**Problem to solve:**
Say how many lines in the records include the string "designs", adding no other words.

Recorded data:
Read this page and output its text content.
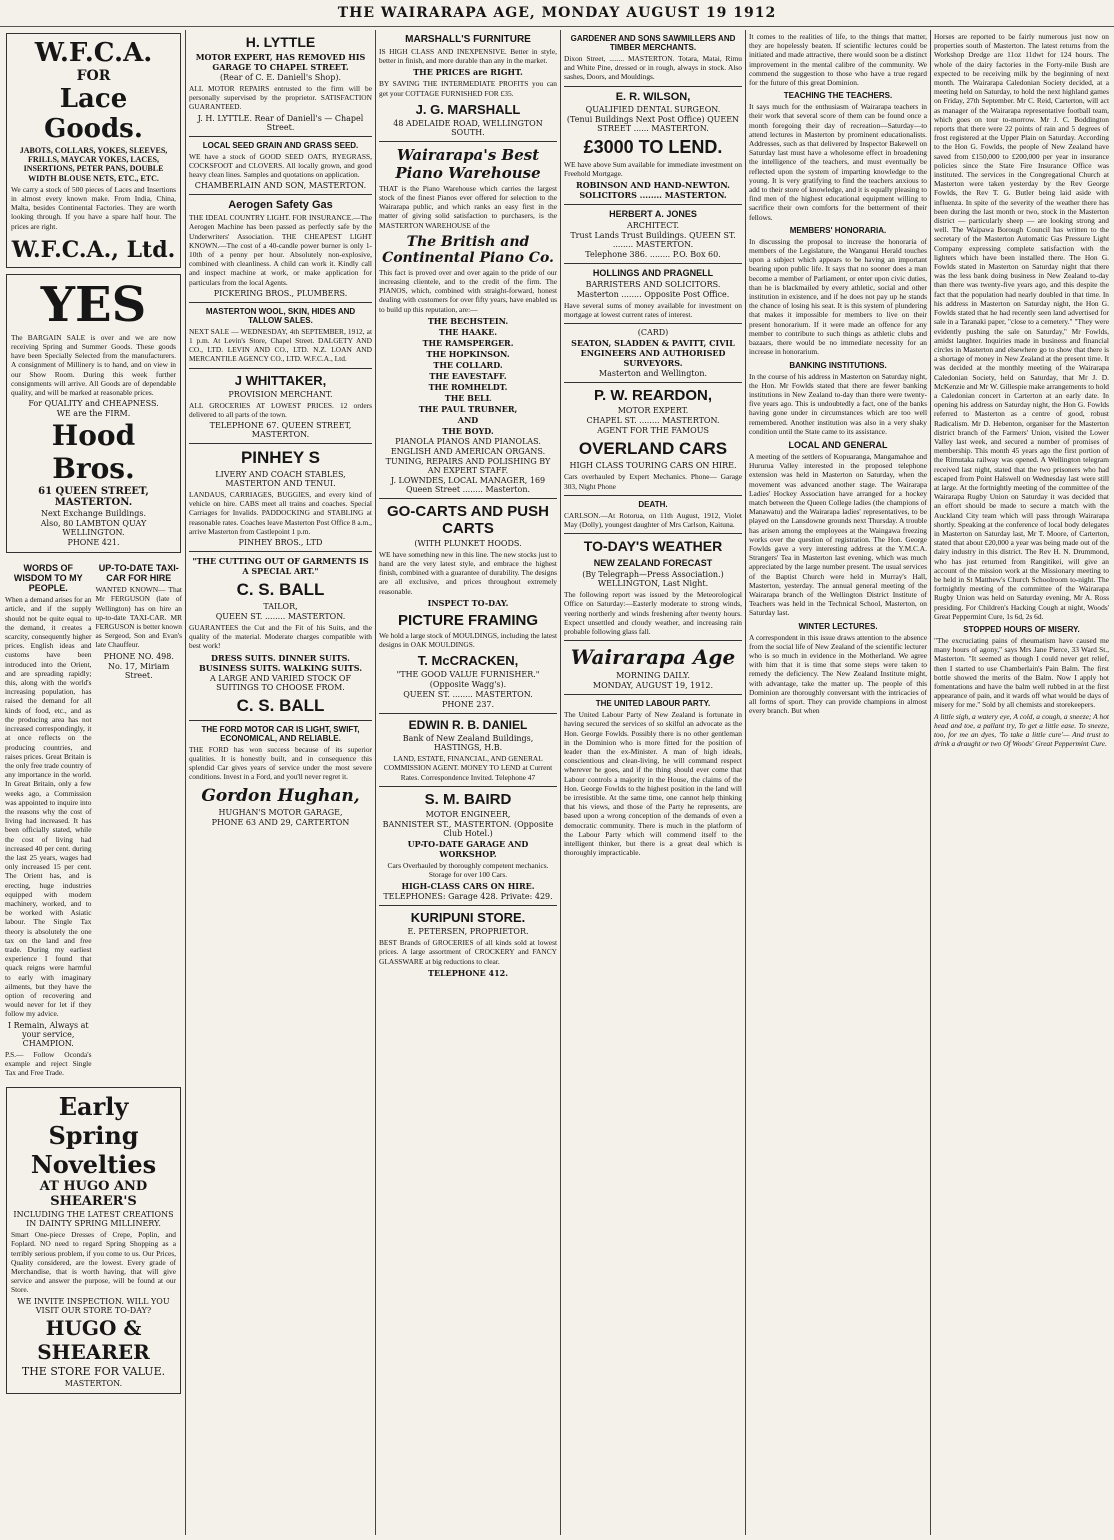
THE WAIRARAPA AGE, MONDAY AUGUST 19 1912
W.F.C.A.
FOR
Lace Goods.
JABOTS, COLLARS, YOKES, SLEEVES, FRILLS, MAYCAR YOKES, LACES, INSERTIONS, PETER PANS, DOUBLE WIDTH BLOUSE NETS, ETC., ETC.
We carry a stock of 500 pieces of Laces and Insertions in almost every known make. From India, China, Malta, besides Continental Factories. They are worth looking through. If you have a spare half hour. The prices are right.
W.F.C.A., Ltd.
YES
The BARGAIN SALE is over and we are now receiving Spring and Summer Goods. These goods have been Specially Selected from the manufacturers. A consignment of Millinery is to hand, and on view in our Show Room. During this week further consignments will arrive. All Goods are of dependable quality, and will be marked at reasonable prices.
For QUALITY and CHEAPNESS.
WE are the FIRM.
Hood Bros.
61 QUEEN STREET, MASTERTON.
Next Exchange Buildings.
Also, 80 LAMBTON QUAY WELLINGTON.
PHONE 421.
WORDS OF WISDOM TO MY PEOPLE.
When a demand arises for an article, and if the supply should not be quite equal to the demand, it creates a scarcity, consequently higher prices. English ideas and customs have been introduced into the Orient, and are spreading rapidly; this, along with the world's increasing population, has raised the demand for all kinds of food, etc., and as the producing area has not increased correspondingly, it at once reflects on the producing countries, and raises prices. Great Britain is the only free trade country of any importance in the world. In Great Britain, only a few weeks ago, a Commission was appointed to inquire into the reasons why the cost of living had increased. It has been officially stated, while the cost of living had increased 40 per cent. during the last 25 years, wages had only increased 15 per cent. The Orient has, and is erecting, huge industries equipped with modern machinery, worked, and to be worked with Asiatic labour. The Single Tax theory is absolutely the one tax on the land and free trade. During my earliest experience I found that quack reigns were harmful to early with imaginary ailments, but they have the option of recovering and would never for let if they follow my advice.
I Remain, Always at your service, CHAMPION.
P.S.— Follow Oconda's example and reject Single Tax and Free Trade.
UP-TO-DATE TAXI-CAR FOR HIRE
WANTED KNOWN— That Mr FERGUSON (late of Wellington) has on hire an up-to-date TAXI-CAR. MR FERGUSON is better known as Sergeod, Son and Evan's late Chauffeur.
PHONE NO. 498.
No. 17, Miriam Street.
Early Spring Novelties
AT HUGO AND SHEARER'S
INCLUDING THE LATEST CREATIONS IN DAINTY SPRING MILLINERY.
Smart One-piece Dresses of Crepe, Poplin, and Foplard. NO need to regard Spring Shopping as a terribly serious problem, if you come to us. Our Prices, Quality considered, are the lowest. Every grade of Merchandise, that is worth having, that will give service and answer the purpose, will be found at our Store.
WE INVITE INSPECTION. WILL YOU VISIT OUR STORE TO-DAY?
HUGO & SHEARER
THE STORE FOR VALUE.
MASTERTON.
H. LYTTLE
MOTOR EXPERT, HAS REMOVED HIS GARAGE TO CHAPEL STREET.
(Rear of C. E. Daniell's Shop).
ALL MOTOR REPAIRS entrusted to the firm will be personally supervised by the proprietor. SATISFACTION GUARANTEED.
J. H. LYTTLE. Rear of Daniell's — Chapel Street.
LOCAL SEED GRAIN AND GRASS SEED.
WE have a stock of GOOD SEED OATS, RYEGRASS, COCKSFOOT and CLOVERS. All locally grown, and good heavy clean lines. Samples and quotations on application.
CHAMBERLAIN AND SON, MASTERTON.
Aerogen Safety Gas
THE IDEAL COUNTRY LIGHT. FOR INSURANCE.—The Aerogen Machine has been passed as perfectly safe by the Underwriters' Association. THE CHEAPEST LIGHT KNOWN.—The cost of a 40-candle power burner is only 1-10th of a penny per hour. Absolutely non-explosive, combined with cleanliness. A child can work it. Kindly call and inspect machine at work, or make application for particulars from the local Agents.
PICKERING BROS., PLUMBERS.
MASTERTON WOOL, SKIN, HIDES AND TALLOW SALES.
NEXT SALE — WEDNESDAY, 4th SEPTEMBER, 1912, at 1 p.m. At Levin's Store, Chapel Street. DALGETY AND CO., LTD. LEVIN AND CO., LTD. N.Z. LOAN AND MERCANTILE AGENCY CO., LTD. W.F.C.A., Ltd.
J WHITTAKER,
PROVISION MERCHANT.
ALL GROCERIES AT LOWEST PRICES. 12 orders delivered to all parts of the town.
TELEPHONE 67. QUEEN STREET, MASTERTON.
PINHEY S
LIVERY AND COACH STABLES, MASTERTON AND TENUI.
LANDAUS, CARRIAGES, BUGGIES, and every kind of vehicle on hire. CABS meet all trains and coaches. Special Carriages for Invalids. PADDOCKING and STABLING at reasonable rates. Coaches leave Masterton Post Office 8 a.m., arrive Masterton from Castlepoint 1 p.m.
PINHEY BROS., LTD
"THE CUTTING OUT OF GARMENTS IS A SPECIAL ART."
C. S. BALL
TAILOR,
QUEEN ST. ........ MASTERTON.
GUARANTEES the Cut and the Fit of his Suits, and the quality of the material. Moderate charges compatible with best work!
DRESS SUITS. DINNER SUITS. BUSINESS SUITS. WALKING SUITS.
A LARGE AND VARIED STOCK OF SUITINGS TO CHOOSE FROM.
C. S. BALL
THE FORD MOTOR CAR IS LIGHT, SWIFT, ECONOMICAL, AND RELIABLE.
THE FORD has won success because of its superior qualities. It is honestly built, and in consequence this splendid Car gives years of service under the most severe conditions. Invest in a Ford, and you'll never regret it.
Gordon Hughan,
HUGHAN'S MOTOR GARAGE,
PHONE 63 AND 29, CARTERTON
MARSHALL'S FURNITURE
IS HIGH CLASS AND INEXPENSIVE. Better in style, better in finish, and more durable than any in the market.
THE PRICES are RIGHT.
BY SAVING THE INTERMEDIATE PROFITS you can get your COTTAGE FURNISHED FOR £35.
J. G. MARSHALL
48 ADELAIDE ROAD, WELLINGTON SOUTH.
Wairarapa's Best Piano Warehouse
THAT is the Piano Warehouse which carries the largest stock of the finest Pianos ever offered for selection to the Wairarapa public, and which ranks an easy first in the matter of giving solid satisfaction to purchasers, is the MASTERTON WAREHOUSE of the
The British and Continental Piano Co.
This fact is proved over and over again to the pride of our increasing clientele, and to the credit of the firm. The PIANOS, which, combined with straight-forward, honest dealing with customers for over fifty years, have enabled us to build up this reputation, are:—
THE BECHSTEIN.
THE HAAKE.
THE RAMSPERGER.
THE HOPKINSON.
THE COLLARD.
THE EAVESTAFF.
THE ROMHELDT.
THE BELL
THE PAUL TRUBNER,
AND
THE BOYD.
PIANOLA PIANOS AND PIANOLAS.
ENGLISH AND AMERICAN ORGANS.
TUNING, REPAIRS AND POLISHING BY AN EXPERT STAFF.
J. LOWNDES, LOCAL MANAGER, 169 Queen Street ........ Masterton.
GO-CARTS AND PUSH CARTS
(WITH PLUNKET HOODS.
WE have something new in this line. The new stocks just to hand are the very latest style, and embrace the highest finish, combined with a guarantee of durability. The designs are all exclusive, and prices throughout extremely reasonable.
INSPECT TO-DAY.
PICTURE FRAMING
We hold a large stock of MOULDINGS, including the latest designs in OAK MOULDINGS.
T. McCRACKEN,
"THE GOOD VALUE FURNISHER."
(Opposite Wagg's).
QUEEN ST. ........ MASTERTON.
PHONE 237.
EDWIN R. B. DANIEL
Bank of New Zealand Buildings, HASTINGS, H.B.
LAND, ESTATE, FINANCIAL, AND GENERAL COMMISSION AGENT. MONEY TO LEND at Current Rates. Correspondence Invited. Telephone 47
S. M. BAIRD
MOTOR ENGINEER,
BANNISTER ST., MASTERTON. (Opposite Club Hotel.)
UP-TO-DATE GARAGE AND WORKSHOP.
Cars Overhauled by thoroughly competent mechanics. Storage for over 100 Cars.
HIGH-CLASS CARS ON HIRE.
TELEPHONES: Garage 428. Private: 429.
KURIPUNI STORE.
E. PETERSEN, PROPRIETOR.
BEST Brands of GROCERIES of all kinds sold at lowest prices. A large assortment of CROCKERY and FANCY GLASSWARE at big reductions to clear.
TELEPHONE 412.
GARDENER AND SONS SAWMILLERS AND TIMBER MERCHANTS.
Dixon Street, ........ MASTERTON. Totara, Matai, Rimu and White Pine, dressed or in rough, always in stock. Also sashes, Doors, and Mouldings.
E. R. WILSON,
QUALIFIED DENTAL SURGEON.
(Tenui Buildings Next Post Office) QUEEN STREET ...... MASTERTON.
£3000 TO LEND.
WE have above Sum available for immediate investment on Freehold Mortgage.
ROBINSON AND HAND-NEWTON. SOLICITORS ........ MASTERTON.
HERBERT A. JONES
ARCHITECT.
Trust Lands Trust Buildings. QUEEN ST. ........ MASTERTON.
Telephone 386. ........ P.O. Box 60.
HOLLINGS AND PRAGNELL
BARRISTERS AND SOLICITORS.
Masterton ........ Opposite Post Office.
Have several sums of money available for investment on mortgage at lowest current rates of interest.
(CARD)
SEATON, SLADDEN & PAVITT, CIVIL ENGINEERS AND AUTHORISED SURVEYORS.
Masterton and Wellington.
P. W. REARDON,
MOTOR EXPERT.
CHAPEL ST. ........ MASTERTON.
AGENT FOR THE FAMOUS
OVERLAND CARS
HIGH CLASS TOURING CARS ON HIRE.
Cars overhauled by Expert Mechanics. Phone— Garage 303, Night Phone
DEATH.
CARLSON.—At Rotorua, on 11th August, 1912, Violet May (Dolly), youngest daughter of Mrs Carlson, Kaituna.
TO-DAY'S WEATHER
NEW ZEALAND FORECAST
(By Telegraph—Press Association.) WELLINGTON, Last Night.
The following report was issued by the Meteorological Office on Saturday:—Easterly moderate to strong winds, veering northerly and winds freshening after twenty hours. Expect unsettled and cloudy weather, and increasing rain probable following glass fall.
Wairarapa Age
MORNING DAILY.
MONDAY, AUGUST 19, 1912.
THE UNITED LABOUR PARTY.
The United Labour Party of New Zealand is fortunate in having secured the services of so skilful an advocate as the Hon. George Fowlds. Possibly there is no other gentleman in the Dominion who is more fitted for the position of leader than the ex-Minister. A man of high ideals, conscientious and clean-living, he will command respect wherever he goes, and if the thing should ever come that Labour controls a majority in the House, the claims of the Hon. George Fowlds to the highest position in the land will be irresistible. At the same time, one cannot help thinking that his views, and those of the Party he represents, are based upon a wrong conception of the demands of even a democratic community. There is much in the platform of the Labour Party which will commend itself to the intelligent thinker, but there is a great deal which is thoroughly impracticable.
It comes to the realities of life, to the things that matter, they are hopelessly beaten. If scientific lectures could be initiated and made attractive, there would soon be a distinct improvement in the mental calibre of the community. We commend the suggestion to those who have a true regard for the future of this great Dominion.
TEACHING THE TEACHERS.
It says much for the enthusiasm of Wairarapa teachers in their work that several score of them can be found once a month foregoing their day of recreation—Saturday—to attend lectures in Masterton by prominent educationalists. Addresses, such as that delivered by Inspector Bakewell on Saturday last must have a wholesome effect in broadening the intelligence of the teachers, and must eventually be reflected upon the system of imparting knowledge to the young. It is very gratifying to find the teachers anxious to add to their store of knowledge, and it is equally pleasing to find men of the highest educational equipment willing to sacrifice their own comforts for the betterment of their fellows.
MEMBERS' HONORARIA.
In discussing the proposal to increase the honoraria of members of the Legislature, the Wanganui Herald touches upon a subject which appears to be having an important bearing upon public life. It says that no sooner does a man become a member of Parliament, or enter upon civic duties, than he is blackmailed by every athletic, social and other institution in existence, and if he does not pay up he stands the chance of losing his seat. It is this system of plundering that makes it impossible for members to live on their present honorarium. If it were made an offence for any member to contribute to such things as athletic clubs and bazaars, there would be no immediate necessity for an increase in honorarium.
BANKING INSTITUTIONS.
In the course of his address in Masterton on Saturday night, the Hon. Mr Fowlds stated that there are fewer banking institutions in New Zealand to-day than there were twenty-five years ago. This is undoubtedly a fact, one of the banks having gone under in circumstances which are too well remembered. Another institution was also in a very shaky condition until the State came to its assistance.
LOCAL AND GENERAL
A meeting of the settlers of Kopuaranga, Mangamahoe and Hururua Valley interested in the proposed telephone extension was held in Masterton on Saturday, when the movement was advanced another stage. The Wairarapa Ladies' Hockey Association have arranged for a hockey match between the Queen College ladies (the champions of Manawatu) and the Wairarapa ladies' representatives, to be played on the Lansdowne grounds next Thursday. A trouble has arisen among the employees at the Waingawa freezing works over the question of registration. The Hon. George Fowlds gave a very interesting address at the Y.M.C.A. Strangers' Tea in Masterton last evening, which was much appreciated by the large number present. The usual services of the Baptist Church were held in Murray's Hall, Masterton, yesterday. The annual general meeting of the Wairarapa branch of the Wellington District Institute of Teachers was held in the Technical School, Masterton, on Saturday last.
WINTER LECTURES.
A correspondent in this issue draws attention to the absence from the social life of New Zealand of the scientific lecturer who is so much in evidence in the Motherland. We agree with him that it is time that some steps were taken to remedy the deficiency. The New Zealand Institute might, with advantage, take the matter up. The people of this Dominion are thoroughly conversant with the intricacies of all forms of sport. They can provide champions in almost every branch. But when
Horses are reported to be fairly numerous just now on properties south of Masterton. The latest returns from the Workshop Dredge are 11oz 11dwt for 124 hours. The whole of the dairy factories in the Forty-mile Bush are expected to be receiving milk by the beginning of next month. The Wairarapa Caledonian Society decided, at a meeting held on Saturday, to hold the next highland games on Friday, 27th September. Mr C. Reid, Carterton, will act as manager of the Wairarapa representative football team, which goes on tour to-morrow. Mr J. C. Boddington reports that there were 22 points of rain and 5 degrees of frost registered at the Upper Plain on Saturday. According to the Hon G. Fowlds, the people of New Zealand have saved from £150,000 to £200,000 per year in insurance policies since the State Fire Insurance Office was instituted. The services in the Congregational Church at Masterton were taken yesterday by the Rev George Fowlds, the Rev T. G. Butler being laid aside with influenza. In spite of the severity of the weather there has been during the last month or two, stock in the Masterton district — particularly sheep — are looking strong and well. The Waipawa Borough Council has written to the secretary of the Masterton Automatic Gas Pressure Light Company expressing complete satisfaction with the lighters which have been installed there. The Hon G. Fowlds stated in Masterton on Saturday night that there was the less bank doing business in New Zealand to-day than there was twenty-five years ago, and this despite the fact that the population had nearly doubled in that time. In his address in Masterton on Saturday night, the Hon G. Fowlds stated that he had recently seen land advertised for sale in a Taranaki paper, "close to a cemetery." "They were evidently pushing the sale on Saturday," Mr Fowlds, amidst laughter. Inquiries made in business and financial circles in Masterton and elsewhere go to show that there is a shortage of money in New Zealand at the present time. It was decided at the monthly meeting of the Wairarapa Caledonian Society, held on Saturday, that Mr J. D. McKenzie and Mr W. Gillespie make arrangements to hold a Caledonian concert in Carterton at an early date. In opening his address on Saturday night, the Hon G. Fowlds referred to Masterton as a centre of good, robust Radicalism. Mr D. Hebenton, organiser for the Masterton district branch of the Farmers' Union, visited the Lower Valley last week, and secured a number of promises of membership. This month 45 years ago the first portion of the Rimutaka railway was opened. A Wellington telegram received last night, stated that the two prisoners who had escaped from Point Halswell on Wednesday last were still at large. At the fortnightly meeting of the committee of the Wairarapa Rugby Union on Saturday it was decided that an effort should be made to secure a match with the Auckland City team which will pass through Wairarapa shortly. Speaking at the conference of local body delegates in Masterton on Saturday last, Mr T. Moore, of Carterton, stated that about £20,000 a year was being made out of the dairy industry in this district. The Rev H. N. Drummond, who has just returned from Rangitikei, will give an account of the mission work at the Missionary meeting to be held in St Matthew's Church Schoolroom to-night. The fortnightly meeting of the committee of the Wairarapa Rugby Union was held on Saturday evening, Mr A. Ross presiding. For Children's Hacking Cough at night, Woods' Great Peppermint Cure, 1s 6d, 2s 6d.
STOPPED HOURS OF MISERY.
"The excruciating pains of rheumatism have caused me many hours of agony," says Mrs Jane Pierce, 33 Ward St., Masterton. "It seemed as though I could never get relief, then I started to use Chamberlain's Pain Balm. The first bottle showed the merits of the Balm. Now I apply hot fomentations and have the balm well rubbed in at the first appearance of pain, and it wards off what would be days of misery for me." Sold by all chemists and storekeepers.
A little sigh, a watery eye, A cold, a cough, a sneeze; A hot head and toe, a pallant try, To get a little ease. To sneeze, too, for me an dyes, 'To take a little cure'— And trust to drink a draught or two Of Woods' Great Peppermint Cure.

**Solution for this problem:**
2